(Data entries)

══════

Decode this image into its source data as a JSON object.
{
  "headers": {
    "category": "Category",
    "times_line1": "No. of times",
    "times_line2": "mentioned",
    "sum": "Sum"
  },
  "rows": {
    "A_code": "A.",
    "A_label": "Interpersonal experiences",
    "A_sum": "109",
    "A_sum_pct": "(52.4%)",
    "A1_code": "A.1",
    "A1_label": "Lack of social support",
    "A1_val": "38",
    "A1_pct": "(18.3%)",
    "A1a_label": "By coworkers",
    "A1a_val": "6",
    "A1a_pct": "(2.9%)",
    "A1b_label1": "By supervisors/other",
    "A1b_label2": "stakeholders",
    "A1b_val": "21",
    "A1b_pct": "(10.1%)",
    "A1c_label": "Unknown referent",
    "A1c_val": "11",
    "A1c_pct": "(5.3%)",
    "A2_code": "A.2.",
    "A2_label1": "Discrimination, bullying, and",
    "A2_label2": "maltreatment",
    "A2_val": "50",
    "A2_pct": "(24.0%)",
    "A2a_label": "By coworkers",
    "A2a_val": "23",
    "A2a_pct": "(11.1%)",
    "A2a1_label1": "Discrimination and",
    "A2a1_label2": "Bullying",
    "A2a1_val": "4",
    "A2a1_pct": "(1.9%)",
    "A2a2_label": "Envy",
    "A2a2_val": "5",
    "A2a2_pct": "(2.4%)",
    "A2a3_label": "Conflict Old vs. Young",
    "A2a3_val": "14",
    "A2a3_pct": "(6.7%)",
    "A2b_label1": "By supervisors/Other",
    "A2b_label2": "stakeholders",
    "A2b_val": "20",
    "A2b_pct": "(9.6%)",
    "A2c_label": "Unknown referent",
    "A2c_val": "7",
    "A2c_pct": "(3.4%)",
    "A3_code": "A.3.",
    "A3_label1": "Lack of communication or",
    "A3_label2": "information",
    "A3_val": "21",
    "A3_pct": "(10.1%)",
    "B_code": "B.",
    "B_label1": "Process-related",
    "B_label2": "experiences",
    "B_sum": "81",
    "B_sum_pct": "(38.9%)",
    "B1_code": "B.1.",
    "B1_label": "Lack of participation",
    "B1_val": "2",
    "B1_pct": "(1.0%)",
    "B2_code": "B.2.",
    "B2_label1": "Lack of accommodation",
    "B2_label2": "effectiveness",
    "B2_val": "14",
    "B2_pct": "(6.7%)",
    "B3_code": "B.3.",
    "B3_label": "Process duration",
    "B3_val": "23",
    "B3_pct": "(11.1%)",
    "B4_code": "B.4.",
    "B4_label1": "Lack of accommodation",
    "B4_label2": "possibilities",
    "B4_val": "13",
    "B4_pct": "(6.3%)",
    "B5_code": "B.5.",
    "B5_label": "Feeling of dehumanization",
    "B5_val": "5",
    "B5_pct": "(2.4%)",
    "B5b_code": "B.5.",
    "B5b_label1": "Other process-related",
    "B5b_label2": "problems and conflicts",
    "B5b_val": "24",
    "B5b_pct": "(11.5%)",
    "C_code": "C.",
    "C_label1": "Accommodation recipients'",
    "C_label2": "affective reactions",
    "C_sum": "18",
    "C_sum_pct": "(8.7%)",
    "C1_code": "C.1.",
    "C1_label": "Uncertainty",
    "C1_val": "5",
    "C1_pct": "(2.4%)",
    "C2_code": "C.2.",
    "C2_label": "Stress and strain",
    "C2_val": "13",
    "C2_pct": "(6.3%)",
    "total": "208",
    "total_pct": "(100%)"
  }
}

══════

## TO DO
Write out every line of the data that holds the word "Lack".

## RESULT
    "A1_label": "Lack of social support",
    "A3_label1": "Lack of communication or",
    "B1_label": "Lack of participation",
    "B2_label1": "Lack of accommodation",
    "B4_label1": "Lack of accommodation",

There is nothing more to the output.